- Aim: Each line of the material must be returned exactly.

- Data for this task:
━━━━

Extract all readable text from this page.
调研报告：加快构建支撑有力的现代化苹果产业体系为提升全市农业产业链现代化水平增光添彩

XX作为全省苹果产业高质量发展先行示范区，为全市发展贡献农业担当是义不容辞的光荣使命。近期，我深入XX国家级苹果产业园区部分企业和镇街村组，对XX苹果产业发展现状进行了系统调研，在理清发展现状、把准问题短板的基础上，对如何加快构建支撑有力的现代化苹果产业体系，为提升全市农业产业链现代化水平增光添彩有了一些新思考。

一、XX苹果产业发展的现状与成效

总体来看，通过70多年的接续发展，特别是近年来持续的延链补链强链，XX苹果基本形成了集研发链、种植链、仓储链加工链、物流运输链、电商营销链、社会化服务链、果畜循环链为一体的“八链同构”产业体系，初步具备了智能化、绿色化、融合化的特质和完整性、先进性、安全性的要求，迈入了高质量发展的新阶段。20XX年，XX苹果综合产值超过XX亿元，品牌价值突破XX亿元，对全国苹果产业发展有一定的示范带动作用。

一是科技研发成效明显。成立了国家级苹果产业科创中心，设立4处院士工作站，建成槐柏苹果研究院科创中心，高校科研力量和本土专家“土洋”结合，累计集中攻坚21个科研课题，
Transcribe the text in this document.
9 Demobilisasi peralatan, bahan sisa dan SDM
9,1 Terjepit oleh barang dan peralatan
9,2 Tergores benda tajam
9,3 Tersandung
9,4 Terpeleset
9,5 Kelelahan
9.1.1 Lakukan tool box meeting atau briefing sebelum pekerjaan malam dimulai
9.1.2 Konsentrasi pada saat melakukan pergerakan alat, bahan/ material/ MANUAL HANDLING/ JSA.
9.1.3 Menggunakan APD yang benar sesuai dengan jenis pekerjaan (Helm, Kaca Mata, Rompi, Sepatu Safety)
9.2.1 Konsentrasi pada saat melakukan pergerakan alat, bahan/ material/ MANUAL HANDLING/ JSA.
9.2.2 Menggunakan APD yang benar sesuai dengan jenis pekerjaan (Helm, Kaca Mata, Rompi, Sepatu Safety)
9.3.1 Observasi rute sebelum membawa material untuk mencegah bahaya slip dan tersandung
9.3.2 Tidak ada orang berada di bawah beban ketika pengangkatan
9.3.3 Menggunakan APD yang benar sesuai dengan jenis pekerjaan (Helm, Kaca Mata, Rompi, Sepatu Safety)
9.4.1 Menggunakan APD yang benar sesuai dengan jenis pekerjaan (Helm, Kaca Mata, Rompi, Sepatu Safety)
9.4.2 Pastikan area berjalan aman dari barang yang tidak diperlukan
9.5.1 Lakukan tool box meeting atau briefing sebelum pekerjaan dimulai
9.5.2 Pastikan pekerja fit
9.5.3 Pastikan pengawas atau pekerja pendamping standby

━━━━

- Correct result:
Extract all readable text from this page.
调研报告：加快构建支撑有力的现代化苹果产业体系为提升全市农业产业链现代化水平增光添彩

XX作为全省苹果产业高质量发展先行示范区，为全市发展贡献农业担当是义不容辞的光荣使命。近期，我深入XX国家级苹果产业园区部分企业和镇街村组，对XX苹果产业发展现状进行了系统调研，在理清发展现状、把准问题短板的基础上，对如何加快构建支撑有力的现代化苹果产业体系，为提升全市农业产业链现代化水平增光添彩有了一些新思考。

一、XX苹果产业发展的现状与成效

总体来看，通过70多年的接续发展，特别是近年来持续的延链补链强链，XX苹果基本形成了集研发链、种植链、仓储链加工链、物流运输链、电商营销链、社会化服务链、果畜循环链为一体的“八链同构”产业体系，初步具备了智能化、绿色化、融合化的特质和完整性、先进性、安全性的要求，迈入了高质量发展的新阶段。20XX年，XX苹果综合产值超过XX亿元，品牌价值突破XX亿元，对全国苹果产业发展有一定的示范带动作用。

一是科技研发成效明显。成立了国家级苹果产业科创中心，设立4处院士工作站，建成槐柏苹果研究院科创中心，高校科研力量和本土专家“土洋”结合，累计集中攻坚21个科研课题，
Transcribe the text in this document.
9 Demobilisasi peralatan, bahan sisa dan SDM
9,1 Terjepit oleh barang dan peralatan
9,2 Tergores benda tajam
9,3 Tersandung
9,4 Terpeleset
9,5 Kelelahan
9.1.1 Lakukan tool box meeting atau briefing sebelum pekerjaan malam dimulai
9.1.2 Konsentrasi pada saat melakukan pergerakan alat, bahan/ material/ MANUAL HANDLING/ JSA.
9.1.3 Menggunakan APD yang benar sesuai dengan jenis pekerjaan (Helm, Kaca Mata, Rompi, Sepatu Safety)
9.2.1 Konsentrasi pada saat melakukan pergerakan alat, bahan/ material/ MANUAL HANDLING/ JSA.
9.2.2 Menggunakan APD yang benar sesuai dengan jenis pekerjaan (Helm, Kaca Mata, Rompi, Sepatu Safety)
9.3.1 Observasi rute sebelum membawa material untuk mencegah bahaya slip dan tersandung
9.3.2 Tidak ada orang berada di bawah beban ketika pengangkatan
9.3.3 Menggunakan APD yang benar sesuai dengan jenis pekerjaan (Helm, Kaca Mata, Rompi, Sepatu Safety)
9.4.1 Menggunakan APD yang benar sesuai dengan jenis pekerjaan (Helm, Kaca Mata, Rompi, Sepatu Safety)
9.4.2 Pastikan area berjalan aman dari barang yang tidak diperlukan
9.5.1 Lakukan tool box meeting atau briefing sebelum pekerjaan dimulai
9.5.2 Pastikan pekerja fit
9.5.3 Pastikan pengawas atau pekerja pendamping standby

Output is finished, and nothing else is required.